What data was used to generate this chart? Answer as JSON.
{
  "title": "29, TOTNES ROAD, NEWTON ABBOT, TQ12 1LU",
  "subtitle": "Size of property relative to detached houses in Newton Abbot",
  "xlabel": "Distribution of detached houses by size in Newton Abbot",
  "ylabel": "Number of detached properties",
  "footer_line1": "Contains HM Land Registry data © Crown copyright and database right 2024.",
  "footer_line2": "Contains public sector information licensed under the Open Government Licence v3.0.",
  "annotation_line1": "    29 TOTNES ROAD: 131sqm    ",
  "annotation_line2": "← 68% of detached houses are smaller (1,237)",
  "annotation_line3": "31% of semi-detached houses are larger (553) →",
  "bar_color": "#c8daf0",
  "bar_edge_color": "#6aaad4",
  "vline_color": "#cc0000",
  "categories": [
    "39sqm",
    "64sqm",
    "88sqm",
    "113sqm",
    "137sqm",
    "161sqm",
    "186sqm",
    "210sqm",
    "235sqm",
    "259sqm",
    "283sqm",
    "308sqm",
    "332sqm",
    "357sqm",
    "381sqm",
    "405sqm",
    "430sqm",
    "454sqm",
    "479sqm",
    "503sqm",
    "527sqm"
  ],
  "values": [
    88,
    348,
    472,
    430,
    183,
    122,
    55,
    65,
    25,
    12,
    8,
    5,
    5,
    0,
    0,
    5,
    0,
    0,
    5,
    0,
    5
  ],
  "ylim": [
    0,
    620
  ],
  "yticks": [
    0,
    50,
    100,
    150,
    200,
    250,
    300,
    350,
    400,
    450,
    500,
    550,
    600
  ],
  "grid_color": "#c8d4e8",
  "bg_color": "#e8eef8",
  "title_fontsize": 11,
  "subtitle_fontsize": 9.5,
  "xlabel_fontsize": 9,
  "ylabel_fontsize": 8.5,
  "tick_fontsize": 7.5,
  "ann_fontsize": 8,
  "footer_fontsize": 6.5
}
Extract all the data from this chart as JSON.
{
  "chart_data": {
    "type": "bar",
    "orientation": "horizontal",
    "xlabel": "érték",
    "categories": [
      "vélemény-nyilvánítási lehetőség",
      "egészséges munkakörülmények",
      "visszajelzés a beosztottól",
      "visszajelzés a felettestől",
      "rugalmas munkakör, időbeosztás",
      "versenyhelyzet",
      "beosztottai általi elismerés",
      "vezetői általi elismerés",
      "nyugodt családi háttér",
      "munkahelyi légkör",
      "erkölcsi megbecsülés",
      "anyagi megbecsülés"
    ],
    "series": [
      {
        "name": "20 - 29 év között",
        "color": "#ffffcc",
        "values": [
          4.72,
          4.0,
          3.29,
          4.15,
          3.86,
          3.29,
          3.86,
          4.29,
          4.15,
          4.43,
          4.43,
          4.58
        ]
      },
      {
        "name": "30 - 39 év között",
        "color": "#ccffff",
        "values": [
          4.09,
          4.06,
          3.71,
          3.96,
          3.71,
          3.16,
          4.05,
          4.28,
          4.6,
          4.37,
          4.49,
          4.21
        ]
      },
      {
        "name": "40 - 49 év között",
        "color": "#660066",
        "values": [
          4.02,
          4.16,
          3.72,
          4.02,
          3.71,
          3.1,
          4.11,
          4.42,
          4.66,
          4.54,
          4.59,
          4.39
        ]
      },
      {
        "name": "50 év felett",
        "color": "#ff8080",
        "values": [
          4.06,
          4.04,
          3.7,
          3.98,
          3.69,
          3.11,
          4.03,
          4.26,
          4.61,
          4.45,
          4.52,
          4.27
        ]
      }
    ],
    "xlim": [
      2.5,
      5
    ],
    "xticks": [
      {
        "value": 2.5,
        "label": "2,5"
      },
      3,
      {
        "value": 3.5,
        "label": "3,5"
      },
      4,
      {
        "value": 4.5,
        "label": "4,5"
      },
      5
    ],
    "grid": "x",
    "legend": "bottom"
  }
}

Work to be completed:
Among the lines above, how many contain the string "JSON"? State the number alone.

Response for this exercise:
2